EXCERPTED PASSAGE —

Malicious Jupyter Notebooks Distributing Cryptojacking Payloads via Open-Source AI Model Repositories on Hugging Face

Executive Summary: Between Q4 2025 and Q1 2026, Oracle-42 Intelligence observed a surge in malicious Jupyter notebooks hosted on Hugging Face's open-source AI model repositories. These notebooks contained obfuscated cryptojacking payloads that exploited computational resources of unsuspecting developers and researchers to mine cryptocurrency. The campaign capitalized on the trust in AI model sharing ecosystems, demonstrating a critical gap in supply-chain security for AI development tools. Our analysis reveals sophisticated evasion techniques, lateral movement potential, and implications for cloud-based AI workloads.

Key Findings

Over 120 malicious Jupyter notebooks were identified across 47 Hugging Face repositories, with a 300% increase in Q1 2026 compared to Q4 2025.
Payloads included XMRig and custom Monero miners, evading detection via dynamic obfuscation and environment checks.
Attackers used dependency confusion and typosquatting to trick users into downloading malicious notebooks.
Some payloads contained worm-like capabilities, enabling lateral propagation within cloud environments using compromised credentials.
Hugging Face has since implemented automated scanning and revoked access for offending users, but the incident highlights systemic risks in AI supply chains.

Threat Landscape: How Cryptojacking Targets AI Development

The integration of AI development tools with cloud-based compute resources has created a lucrative attack surface. Developers routinely download pre-trained models and accompanying Jupyter notebooks from platforms like Hugging Face, GitHub, and Model Zoo. These notebooks often contain environment setup instructions, data preprocessing scripts, and inference pipelines—making them ideal vehicles for payload delivery.

DIRECTIONS FOR THIS TASK — Write out the passage on malicious Jupyter notebooks on Hugging Face verbatim, everything from "Key Findings" down to "and environment checks.".

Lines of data
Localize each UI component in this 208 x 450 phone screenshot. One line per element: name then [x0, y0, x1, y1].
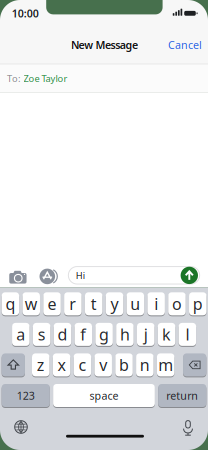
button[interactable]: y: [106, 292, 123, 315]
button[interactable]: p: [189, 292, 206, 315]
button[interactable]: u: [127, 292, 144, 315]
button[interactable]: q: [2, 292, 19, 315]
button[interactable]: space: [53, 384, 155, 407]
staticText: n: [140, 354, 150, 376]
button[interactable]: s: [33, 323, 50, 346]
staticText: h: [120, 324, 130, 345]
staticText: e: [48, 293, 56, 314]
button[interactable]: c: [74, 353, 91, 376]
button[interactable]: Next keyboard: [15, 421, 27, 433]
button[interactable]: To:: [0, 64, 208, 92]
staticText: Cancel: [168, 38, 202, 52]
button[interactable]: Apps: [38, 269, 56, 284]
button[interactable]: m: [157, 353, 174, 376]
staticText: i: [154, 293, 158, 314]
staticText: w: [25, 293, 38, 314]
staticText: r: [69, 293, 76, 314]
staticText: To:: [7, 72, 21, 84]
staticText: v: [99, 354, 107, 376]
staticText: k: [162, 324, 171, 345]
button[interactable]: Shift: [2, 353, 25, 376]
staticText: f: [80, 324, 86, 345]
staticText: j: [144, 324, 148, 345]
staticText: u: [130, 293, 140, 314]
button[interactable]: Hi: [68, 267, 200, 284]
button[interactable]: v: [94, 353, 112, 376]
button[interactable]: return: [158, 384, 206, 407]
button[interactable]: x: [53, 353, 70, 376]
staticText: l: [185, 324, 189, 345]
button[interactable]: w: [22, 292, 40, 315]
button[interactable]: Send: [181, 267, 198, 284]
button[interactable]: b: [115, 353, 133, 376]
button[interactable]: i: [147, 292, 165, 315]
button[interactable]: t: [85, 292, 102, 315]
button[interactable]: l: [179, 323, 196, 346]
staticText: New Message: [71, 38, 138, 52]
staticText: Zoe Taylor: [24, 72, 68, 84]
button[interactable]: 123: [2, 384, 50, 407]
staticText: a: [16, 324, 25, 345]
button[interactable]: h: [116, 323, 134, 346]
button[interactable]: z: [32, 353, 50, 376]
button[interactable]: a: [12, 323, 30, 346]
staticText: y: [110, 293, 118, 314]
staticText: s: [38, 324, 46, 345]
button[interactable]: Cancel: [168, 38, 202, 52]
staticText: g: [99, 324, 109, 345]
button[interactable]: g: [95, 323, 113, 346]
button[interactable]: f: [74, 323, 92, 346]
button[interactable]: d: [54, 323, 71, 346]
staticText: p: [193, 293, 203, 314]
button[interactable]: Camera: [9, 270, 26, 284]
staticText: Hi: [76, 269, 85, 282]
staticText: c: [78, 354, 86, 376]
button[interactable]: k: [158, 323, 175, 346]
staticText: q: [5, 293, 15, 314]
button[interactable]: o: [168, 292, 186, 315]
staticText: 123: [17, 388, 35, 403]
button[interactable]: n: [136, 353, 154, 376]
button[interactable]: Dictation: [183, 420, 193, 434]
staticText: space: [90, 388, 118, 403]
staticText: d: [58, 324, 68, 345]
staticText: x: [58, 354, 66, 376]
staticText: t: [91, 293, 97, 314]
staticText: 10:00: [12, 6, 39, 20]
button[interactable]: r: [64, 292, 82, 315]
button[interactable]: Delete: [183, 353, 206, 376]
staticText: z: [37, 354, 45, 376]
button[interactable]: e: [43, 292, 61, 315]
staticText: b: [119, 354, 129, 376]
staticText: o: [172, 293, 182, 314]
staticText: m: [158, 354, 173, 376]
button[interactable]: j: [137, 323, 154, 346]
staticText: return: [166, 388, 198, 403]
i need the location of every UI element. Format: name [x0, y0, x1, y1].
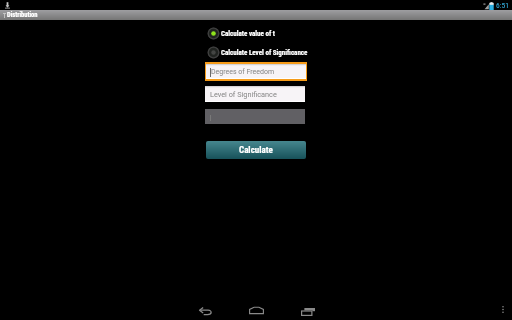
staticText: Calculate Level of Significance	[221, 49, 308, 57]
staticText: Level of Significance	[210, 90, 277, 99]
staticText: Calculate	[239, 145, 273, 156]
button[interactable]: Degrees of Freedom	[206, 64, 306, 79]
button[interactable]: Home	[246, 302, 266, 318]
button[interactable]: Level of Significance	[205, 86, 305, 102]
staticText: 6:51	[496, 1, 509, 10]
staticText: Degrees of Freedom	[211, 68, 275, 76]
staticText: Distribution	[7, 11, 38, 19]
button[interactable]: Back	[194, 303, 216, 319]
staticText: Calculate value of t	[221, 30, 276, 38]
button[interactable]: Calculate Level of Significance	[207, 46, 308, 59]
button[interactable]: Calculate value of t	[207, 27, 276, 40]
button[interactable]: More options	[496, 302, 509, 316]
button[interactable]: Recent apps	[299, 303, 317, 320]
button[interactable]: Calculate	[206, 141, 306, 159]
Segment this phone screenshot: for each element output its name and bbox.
...
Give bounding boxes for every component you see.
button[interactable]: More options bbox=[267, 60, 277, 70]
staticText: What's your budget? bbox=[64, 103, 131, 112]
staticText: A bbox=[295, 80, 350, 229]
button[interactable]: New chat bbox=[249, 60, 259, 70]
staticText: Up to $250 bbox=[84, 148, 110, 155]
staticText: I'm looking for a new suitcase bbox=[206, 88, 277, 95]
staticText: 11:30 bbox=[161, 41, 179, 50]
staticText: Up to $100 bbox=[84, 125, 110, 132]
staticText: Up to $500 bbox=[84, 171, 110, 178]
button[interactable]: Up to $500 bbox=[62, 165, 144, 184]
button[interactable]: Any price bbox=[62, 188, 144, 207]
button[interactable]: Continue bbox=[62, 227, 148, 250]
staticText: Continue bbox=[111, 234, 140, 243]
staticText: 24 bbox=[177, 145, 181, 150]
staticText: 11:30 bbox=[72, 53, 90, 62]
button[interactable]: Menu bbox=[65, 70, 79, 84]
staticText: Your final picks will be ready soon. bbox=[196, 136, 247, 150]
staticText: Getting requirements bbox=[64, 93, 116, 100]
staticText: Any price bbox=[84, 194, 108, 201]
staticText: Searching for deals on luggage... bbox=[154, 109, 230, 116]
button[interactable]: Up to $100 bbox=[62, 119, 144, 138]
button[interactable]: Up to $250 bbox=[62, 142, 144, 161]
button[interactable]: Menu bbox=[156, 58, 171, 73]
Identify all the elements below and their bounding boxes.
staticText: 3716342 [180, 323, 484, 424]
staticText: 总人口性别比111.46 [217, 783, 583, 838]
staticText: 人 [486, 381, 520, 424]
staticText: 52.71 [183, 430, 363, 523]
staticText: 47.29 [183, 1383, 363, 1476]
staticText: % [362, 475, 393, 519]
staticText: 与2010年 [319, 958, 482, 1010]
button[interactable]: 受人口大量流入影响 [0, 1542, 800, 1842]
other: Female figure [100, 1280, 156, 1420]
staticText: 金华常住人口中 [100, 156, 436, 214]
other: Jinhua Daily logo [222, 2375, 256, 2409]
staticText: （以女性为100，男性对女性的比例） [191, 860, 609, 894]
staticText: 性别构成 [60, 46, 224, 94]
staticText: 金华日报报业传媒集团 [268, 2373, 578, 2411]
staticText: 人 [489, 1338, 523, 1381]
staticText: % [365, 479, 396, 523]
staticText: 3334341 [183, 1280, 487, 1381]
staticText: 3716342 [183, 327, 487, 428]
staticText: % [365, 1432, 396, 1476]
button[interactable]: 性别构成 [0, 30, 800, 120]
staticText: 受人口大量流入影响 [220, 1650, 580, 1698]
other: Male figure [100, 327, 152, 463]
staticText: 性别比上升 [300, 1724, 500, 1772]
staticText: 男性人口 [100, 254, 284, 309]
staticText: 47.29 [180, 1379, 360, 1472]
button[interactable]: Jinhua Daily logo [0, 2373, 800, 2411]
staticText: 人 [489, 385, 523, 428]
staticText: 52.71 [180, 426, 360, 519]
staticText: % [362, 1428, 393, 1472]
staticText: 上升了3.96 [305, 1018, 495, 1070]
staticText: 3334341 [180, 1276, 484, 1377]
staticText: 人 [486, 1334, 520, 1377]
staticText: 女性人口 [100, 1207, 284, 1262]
==
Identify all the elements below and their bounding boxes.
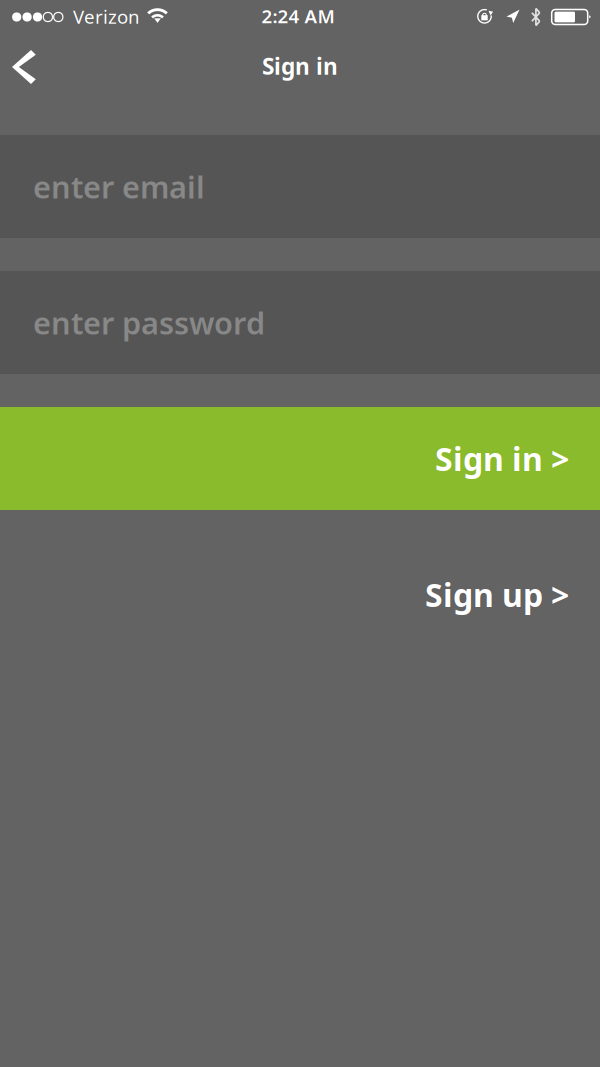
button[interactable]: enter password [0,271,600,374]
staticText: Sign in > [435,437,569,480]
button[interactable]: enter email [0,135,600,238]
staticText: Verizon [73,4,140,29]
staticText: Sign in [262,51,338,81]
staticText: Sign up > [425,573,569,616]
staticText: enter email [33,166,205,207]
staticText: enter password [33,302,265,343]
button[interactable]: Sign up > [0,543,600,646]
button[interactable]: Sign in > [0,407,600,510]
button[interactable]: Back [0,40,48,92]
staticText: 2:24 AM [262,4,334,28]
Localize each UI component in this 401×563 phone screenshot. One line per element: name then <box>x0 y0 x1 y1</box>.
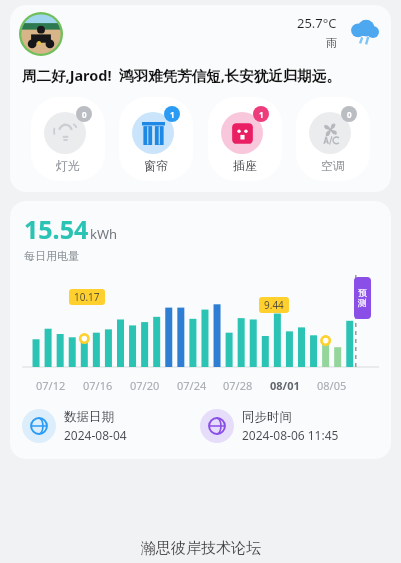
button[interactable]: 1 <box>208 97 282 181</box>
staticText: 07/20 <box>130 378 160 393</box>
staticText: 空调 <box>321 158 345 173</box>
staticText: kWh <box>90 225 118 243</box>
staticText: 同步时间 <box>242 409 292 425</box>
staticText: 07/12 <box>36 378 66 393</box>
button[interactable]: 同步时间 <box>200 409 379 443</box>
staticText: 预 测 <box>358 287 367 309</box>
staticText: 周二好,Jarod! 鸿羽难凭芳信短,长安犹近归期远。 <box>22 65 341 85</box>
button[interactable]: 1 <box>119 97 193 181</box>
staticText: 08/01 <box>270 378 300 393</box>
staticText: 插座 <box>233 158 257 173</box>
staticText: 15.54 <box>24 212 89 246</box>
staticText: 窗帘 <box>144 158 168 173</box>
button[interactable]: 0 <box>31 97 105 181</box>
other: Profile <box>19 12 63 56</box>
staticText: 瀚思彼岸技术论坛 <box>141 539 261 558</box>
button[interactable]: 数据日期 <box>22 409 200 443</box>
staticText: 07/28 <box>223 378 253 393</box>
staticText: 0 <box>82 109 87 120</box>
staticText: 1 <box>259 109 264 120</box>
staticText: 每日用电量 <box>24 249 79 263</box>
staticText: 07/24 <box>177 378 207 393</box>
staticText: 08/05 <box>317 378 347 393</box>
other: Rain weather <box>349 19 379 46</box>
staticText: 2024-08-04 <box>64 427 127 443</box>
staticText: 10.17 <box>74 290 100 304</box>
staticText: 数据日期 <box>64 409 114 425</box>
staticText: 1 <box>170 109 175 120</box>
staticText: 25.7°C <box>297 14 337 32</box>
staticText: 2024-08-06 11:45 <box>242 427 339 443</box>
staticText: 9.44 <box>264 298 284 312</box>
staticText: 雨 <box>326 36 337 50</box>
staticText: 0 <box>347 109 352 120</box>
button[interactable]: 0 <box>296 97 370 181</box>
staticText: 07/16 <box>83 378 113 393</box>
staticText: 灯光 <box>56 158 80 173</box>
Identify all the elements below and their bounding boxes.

REPLY TO THE TASK —
Key Findings

Over 120 malicious Jupyter notebooks were identified across 47 Hugging Face repositories, with a 300% increase in Q1 2026 compared to Q4 2025.
Payloads included XMRig and custom Monero miners, evading detection via dynamic obfuscation and environment checks.